Copy, in full, each line of the material that holds the word "продавца".

━━━━

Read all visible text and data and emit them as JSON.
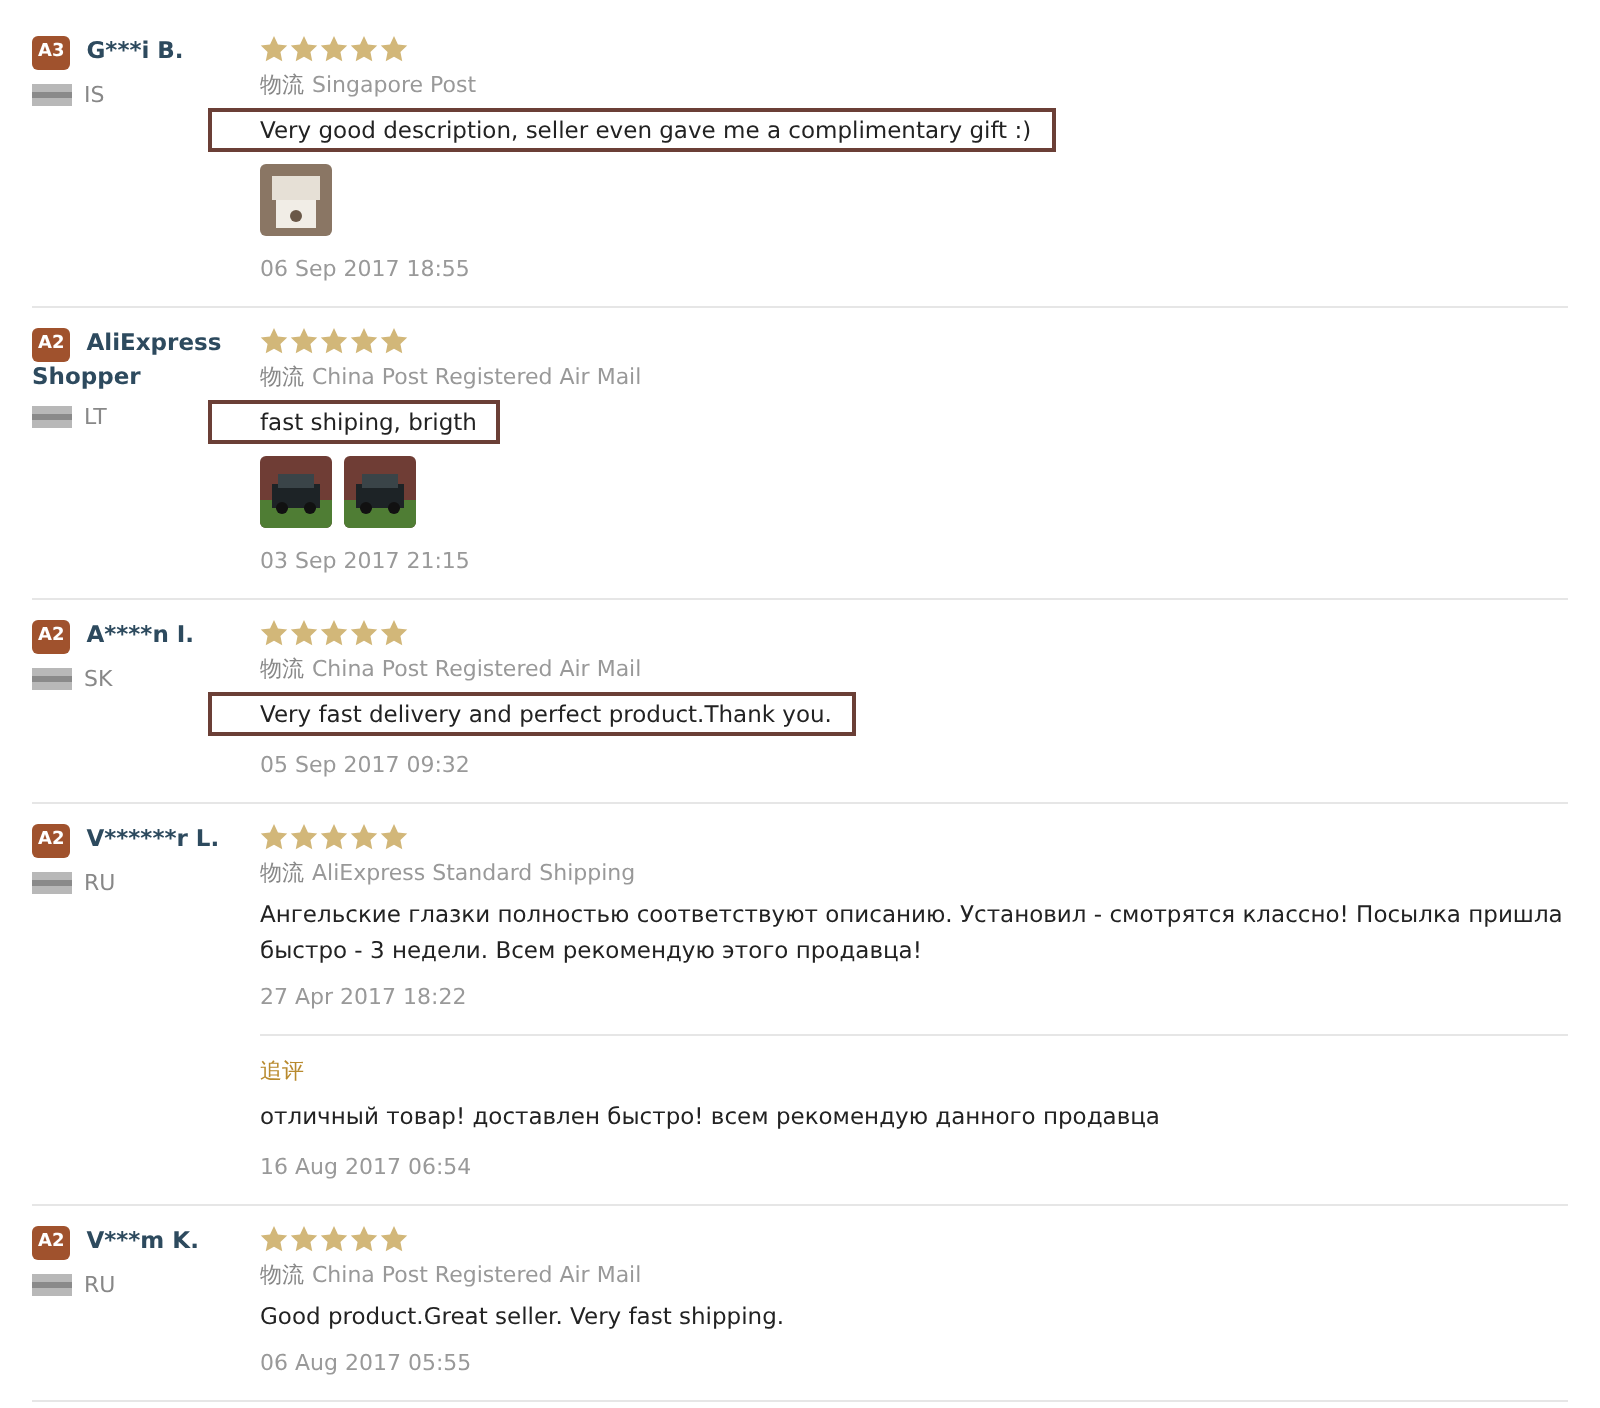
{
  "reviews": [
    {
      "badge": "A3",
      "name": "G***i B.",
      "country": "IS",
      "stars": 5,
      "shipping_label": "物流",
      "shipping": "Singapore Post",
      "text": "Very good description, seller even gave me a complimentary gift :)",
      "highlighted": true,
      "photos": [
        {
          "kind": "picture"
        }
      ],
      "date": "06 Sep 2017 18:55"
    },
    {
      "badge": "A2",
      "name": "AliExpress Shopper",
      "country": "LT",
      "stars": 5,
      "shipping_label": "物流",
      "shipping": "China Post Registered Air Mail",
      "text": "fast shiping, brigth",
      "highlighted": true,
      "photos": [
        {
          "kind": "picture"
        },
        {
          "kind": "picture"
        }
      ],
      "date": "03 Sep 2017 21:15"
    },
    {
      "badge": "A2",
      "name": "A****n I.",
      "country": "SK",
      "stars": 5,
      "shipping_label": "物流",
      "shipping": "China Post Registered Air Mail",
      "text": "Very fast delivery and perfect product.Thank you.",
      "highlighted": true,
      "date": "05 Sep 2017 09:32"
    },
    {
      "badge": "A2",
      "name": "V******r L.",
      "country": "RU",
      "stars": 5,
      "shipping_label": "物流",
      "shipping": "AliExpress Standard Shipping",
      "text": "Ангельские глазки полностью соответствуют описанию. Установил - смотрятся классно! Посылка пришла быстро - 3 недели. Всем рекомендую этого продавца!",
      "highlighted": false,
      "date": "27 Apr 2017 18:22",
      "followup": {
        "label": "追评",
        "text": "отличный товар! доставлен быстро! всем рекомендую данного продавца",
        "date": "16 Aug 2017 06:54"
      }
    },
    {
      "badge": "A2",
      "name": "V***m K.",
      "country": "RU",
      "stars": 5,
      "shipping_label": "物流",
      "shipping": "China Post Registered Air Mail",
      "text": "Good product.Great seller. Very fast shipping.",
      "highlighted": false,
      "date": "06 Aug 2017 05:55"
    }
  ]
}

━━━━

Worked solution.
      "text": "Ангельские глазки полностью соответствуют описанию. Установил - смотрятся классно! Посылка пришла быстро - 3 недели. Всем рекомендую этого продавца!",
        "text": "отличный товар! доставлен быстро! всем рекомендую данного продавца",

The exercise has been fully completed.